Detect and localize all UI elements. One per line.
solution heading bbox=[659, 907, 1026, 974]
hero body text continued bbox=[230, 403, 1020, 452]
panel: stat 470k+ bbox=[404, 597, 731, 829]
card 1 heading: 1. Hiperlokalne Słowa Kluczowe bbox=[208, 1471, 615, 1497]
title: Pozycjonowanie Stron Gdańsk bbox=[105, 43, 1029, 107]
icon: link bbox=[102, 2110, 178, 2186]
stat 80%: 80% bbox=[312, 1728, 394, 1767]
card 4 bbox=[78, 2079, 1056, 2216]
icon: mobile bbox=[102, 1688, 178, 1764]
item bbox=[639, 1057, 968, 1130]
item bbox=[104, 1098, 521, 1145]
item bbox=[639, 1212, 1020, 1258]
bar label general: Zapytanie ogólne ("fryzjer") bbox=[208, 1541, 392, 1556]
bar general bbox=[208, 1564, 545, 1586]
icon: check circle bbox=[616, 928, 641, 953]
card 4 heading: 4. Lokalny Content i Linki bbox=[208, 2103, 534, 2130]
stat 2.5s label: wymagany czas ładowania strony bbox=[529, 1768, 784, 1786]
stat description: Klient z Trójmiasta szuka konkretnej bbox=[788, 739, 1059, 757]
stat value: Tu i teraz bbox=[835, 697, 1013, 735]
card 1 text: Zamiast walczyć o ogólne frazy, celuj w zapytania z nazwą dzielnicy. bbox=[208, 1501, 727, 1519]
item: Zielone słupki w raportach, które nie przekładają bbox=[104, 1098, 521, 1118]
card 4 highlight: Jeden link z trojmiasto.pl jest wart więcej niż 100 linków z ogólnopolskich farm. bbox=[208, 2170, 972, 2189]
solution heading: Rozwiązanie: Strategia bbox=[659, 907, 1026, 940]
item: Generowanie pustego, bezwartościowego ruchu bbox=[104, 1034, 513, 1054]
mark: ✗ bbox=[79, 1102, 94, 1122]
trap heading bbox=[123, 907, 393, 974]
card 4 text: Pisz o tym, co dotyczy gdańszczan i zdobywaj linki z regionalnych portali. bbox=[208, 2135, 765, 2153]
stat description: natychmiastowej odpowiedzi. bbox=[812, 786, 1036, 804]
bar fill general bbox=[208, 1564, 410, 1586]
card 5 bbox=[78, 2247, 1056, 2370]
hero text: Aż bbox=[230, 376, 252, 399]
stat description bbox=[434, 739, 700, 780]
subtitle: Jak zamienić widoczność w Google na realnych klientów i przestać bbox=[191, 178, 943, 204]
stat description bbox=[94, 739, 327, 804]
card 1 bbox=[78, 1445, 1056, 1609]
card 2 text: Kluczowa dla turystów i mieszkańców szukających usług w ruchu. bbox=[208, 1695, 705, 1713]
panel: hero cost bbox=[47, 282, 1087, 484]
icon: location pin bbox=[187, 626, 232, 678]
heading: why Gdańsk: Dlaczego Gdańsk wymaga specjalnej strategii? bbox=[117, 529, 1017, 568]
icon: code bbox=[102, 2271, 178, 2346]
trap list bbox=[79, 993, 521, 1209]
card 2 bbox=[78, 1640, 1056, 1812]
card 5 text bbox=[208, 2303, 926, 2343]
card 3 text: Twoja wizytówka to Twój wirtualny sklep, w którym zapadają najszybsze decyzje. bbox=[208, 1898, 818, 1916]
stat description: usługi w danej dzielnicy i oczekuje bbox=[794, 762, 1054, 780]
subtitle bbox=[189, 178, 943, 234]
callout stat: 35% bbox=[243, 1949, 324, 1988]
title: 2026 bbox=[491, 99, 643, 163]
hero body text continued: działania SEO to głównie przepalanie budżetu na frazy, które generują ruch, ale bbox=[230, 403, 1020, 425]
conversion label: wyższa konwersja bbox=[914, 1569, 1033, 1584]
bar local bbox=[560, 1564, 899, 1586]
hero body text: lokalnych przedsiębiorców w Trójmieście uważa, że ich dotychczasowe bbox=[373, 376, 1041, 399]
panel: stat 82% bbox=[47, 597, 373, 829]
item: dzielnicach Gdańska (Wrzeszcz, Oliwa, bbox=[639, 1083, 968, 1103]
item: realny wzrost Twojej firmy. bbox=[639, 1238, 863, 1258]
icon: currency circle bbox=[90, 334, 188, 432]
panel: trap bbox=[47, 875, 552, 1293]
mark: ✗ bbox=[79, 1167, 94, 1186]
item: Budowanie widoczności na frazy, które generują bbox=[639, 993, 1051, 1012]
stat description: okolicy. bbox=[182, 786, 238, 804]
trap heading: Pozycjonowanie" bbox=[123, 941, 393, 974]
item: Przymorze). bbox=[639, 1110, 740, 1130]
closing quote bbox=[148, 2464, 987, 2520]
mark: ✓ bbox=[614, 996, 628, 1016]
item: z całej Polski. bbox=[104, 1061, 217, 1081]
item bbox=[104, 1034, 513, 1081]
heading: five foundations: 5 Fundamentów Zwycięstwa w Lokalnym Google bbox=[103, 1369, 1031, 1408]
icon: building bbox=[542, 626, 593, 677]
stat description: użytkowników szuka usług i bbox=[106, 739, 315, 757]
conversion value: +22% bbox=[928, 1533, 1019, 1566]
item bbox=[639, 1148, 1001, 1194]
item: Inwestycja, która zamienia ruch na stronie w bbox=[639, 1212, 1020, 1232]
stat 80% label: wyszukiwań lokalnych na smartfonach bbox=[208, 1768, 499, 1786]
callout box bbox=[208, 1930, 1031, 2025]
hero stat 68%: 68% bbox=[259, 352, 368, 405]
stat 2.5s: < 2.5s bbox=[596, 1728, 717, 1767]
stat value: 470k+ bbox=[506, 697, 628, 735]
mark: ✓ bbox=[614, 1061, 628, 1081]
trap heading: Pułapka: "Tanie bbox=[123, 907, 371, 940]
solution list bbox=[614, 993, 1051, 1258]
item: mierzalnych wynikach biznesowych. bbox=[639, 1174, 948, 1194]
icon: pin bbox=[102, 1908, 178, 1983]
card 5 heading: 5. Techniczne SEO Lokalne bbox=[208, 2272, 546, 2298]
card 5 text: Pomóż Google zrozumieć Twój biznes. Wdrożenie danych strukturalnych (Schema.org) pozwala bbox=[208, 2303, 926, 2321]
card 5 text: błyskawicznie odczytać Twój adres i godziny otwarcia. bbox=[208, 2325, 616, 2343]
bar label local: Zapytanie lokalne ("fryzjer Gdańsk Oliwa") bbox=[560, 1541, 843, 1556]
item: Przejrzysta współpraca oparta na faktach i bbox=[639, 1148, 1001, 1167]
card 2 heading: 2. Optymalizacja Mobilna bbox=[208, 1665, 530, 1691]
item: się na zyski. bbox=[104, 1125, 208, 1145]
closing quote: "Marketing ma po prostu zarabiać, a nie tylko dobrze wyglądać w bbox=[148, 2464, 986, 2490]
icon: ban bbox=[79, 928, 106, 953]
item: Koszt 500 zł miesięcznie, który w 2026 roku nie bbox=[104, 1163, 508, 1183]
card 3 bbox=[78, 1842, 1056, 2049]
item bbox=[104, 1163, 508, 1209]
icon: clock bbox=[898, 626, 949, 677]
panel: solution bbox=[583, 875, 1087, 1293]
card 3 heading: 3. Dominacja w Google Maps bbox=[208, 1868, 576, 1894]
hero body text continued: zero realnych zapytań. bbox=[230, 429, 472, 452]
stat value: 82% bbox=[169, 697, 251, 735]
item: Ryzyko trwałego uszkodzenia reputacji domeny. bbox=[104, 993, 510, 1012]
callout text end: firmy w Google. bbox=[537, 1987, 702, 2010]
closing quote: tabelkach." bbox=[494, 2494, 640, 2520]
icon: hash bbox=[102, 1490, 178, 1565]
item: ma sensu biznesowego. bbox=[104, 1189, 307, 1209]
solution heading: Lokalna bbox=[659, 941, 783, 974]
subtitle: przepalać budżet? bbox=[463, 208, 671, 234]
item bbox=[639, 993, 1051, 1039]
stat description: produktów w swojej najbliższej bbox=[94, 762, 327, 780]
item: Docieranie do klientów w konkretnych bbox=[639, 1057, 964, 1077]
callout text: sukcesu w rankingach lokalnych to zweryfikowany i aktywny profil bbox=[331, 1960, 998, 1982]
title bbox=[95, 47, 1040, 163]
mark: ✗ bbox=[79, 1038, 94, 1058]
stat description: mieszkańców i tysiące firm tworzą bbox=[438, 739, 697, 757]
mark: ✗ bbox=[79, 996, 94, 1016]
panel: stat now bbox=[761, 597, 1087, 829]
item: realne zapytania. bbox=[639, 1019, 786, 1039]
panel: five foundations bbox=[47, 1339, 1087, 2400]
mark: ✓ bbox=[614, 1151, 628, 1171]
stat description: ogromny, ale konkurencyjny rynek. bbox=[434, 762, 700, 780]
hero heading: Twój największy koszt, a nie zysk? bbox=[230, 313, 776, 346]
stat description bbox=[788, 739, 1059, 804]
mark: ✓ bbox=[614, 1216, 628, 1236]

• _YOUR OBJECTIVE_
Please render the listing from its first line through the line containing "panel: stat 470k+ bbox=[404, 597, 731, 829]" as a Markdown table with the columns Row and Listing line, and omit any blank lines.

• _SOLVED EXERCISE_
| Row | Listing line |
|---|---|
| 1 | Detect and localize all UI elements. One per line. |
| 2 | solution heading bbox=[659, 907, 1026, 974] |
| 3 | hero body text continued bbox=[230, 403, 1020, 452] |
| 4 | panel: stat 470k+ bbox=[404, 597, 731, 829] |